SHORT TASK:
Your task is to output the entries below word for word.

Records from a collection of figures:

%%

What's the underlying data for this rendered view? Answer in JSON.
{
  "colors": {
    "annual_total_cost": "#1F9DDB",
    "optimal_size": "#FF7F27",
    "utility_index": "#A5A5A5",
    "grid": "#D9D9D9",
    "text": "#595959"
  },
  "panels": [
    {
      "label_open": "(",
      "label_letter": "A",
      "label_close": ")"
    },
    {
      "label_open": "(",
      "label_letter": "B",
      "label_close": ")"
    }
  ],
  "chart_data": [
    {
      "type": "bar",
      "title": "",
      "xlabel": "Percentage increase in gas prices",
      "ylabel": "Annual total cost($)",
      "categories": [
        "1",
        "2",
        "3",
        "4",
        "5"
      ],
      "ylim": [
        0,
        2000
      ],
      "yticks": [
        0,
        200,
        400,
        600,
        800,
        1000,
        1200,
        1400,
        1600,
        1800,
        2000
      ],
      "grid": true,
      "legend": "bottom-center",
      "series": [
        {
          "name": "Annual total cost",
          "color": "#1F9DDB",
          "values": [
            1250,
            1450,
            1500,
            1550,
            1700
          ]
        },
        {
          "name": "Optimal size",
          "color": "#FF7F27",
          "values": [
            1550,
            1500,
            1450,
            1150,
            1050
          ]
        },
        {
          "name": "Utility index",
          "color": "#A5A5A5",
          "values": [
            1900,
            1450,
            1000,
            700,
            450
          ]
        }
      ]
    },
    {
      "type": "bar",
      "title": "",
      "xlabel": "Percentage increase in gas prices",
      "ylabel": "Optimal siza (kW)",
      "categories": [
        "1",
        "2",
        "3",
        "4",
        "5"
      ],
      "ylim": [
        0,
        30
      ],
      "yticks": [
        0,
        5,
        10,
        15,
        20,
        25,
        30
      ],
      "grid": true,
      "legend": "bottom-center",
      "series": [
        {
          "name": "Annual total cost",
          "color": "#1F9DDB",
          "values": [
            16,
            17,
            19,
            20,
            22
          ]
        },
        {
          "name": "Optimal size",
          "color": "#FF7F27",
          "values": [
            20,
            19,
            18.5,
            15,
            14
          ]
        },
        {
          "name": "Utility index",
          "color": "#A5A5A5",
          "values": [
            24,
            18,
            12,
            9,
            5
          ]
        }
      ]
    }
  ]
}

%%

SOLUTION TO THIS EXERCISE:
What's the underlying data for this rendered view? Answer in JSON.
{
  "colors": {
    "annual_total_cost": "#1F9DDB",
    "optimal_size": "#FF7F27",
    "utility_index": "#A5A5A5",
    "grid": "#D9D9D9",
    "text": "#595959"
  },
  "panels": [
    {
      "label_open": "(",
      "label_letter": "A",
      "label_close": ")"
    },
    {
      "label_open": "(",
      "label_letter": "B",
      "label_close": ")"
    }
  ],
  "chart_data": [
    {
      "type": "bar",
      "title": "",
      "xlabel": "Percentage increase in gas prices",
      "ylabel": "Annual total cost($)",
      "categories": [
        "1",
        "2",
        "3",
        "4",
        "5"
      ],
      "ylim": [
        0,
        2000
      ],
      "yticks": [
        0,
        200,
        400,
        600,
        800,
        1000,
        1200,
        1400,
        1600,
        1800,
        2000
      ],
      "grid": true,
      "legend": "bottom-center",
      "series": [
        {
          "name": "Annual total cost",
          "color": "#1F9DDB",
          "values": [
            1250,
            1450,
            1500,
            1550,
            1700
          ]
        },
        {
          "name": "Optimal size",
          "color": "#FF7F27",
          "values": [
            1550,
            1500,
            1450,
            1150,
            1050
          ]
        },
        {
          "name": "Utility index",
          "color": "#A5A5A5",
          "values": [
            1900,
            1450,
            1000,
            700,
            450
          ]
        }
      ]
    },
    {
      "type": "bar",
      "title": "",
      "xlabel": "Percentage increase in gas prices",
      "ylabel": "Optimal siza (kW)",
      "categories": [
        "1",
        "2",
        "3",
        "4",
        "5"
      ],
      "ylim": [
        0,
        30
      ],
      "yticks": [
        0,
        5,
        10,
        15,
        20,
        25,
        30
      ],
      "grid": true,
      "legend": "bottom-center",
      "series": [
        {
          "name": "Annual total cost",
          "color": "#1F9DDB",
          "values": [
            16,
            17,
            19,
            20,
            22
          ]
        },
        {
          "name": "Optimal size",
          "color": "#FF7F27",
          "values": [
            20,
            19,
            18.5,
            15,
            14
          ]
        },
        {
          "name": "Utility index",
          "color": "#A5A5A5",
          "values": [
            24,
            18,
            12,
            9,
            5
          ]
        }
      ]
    }
  ]
}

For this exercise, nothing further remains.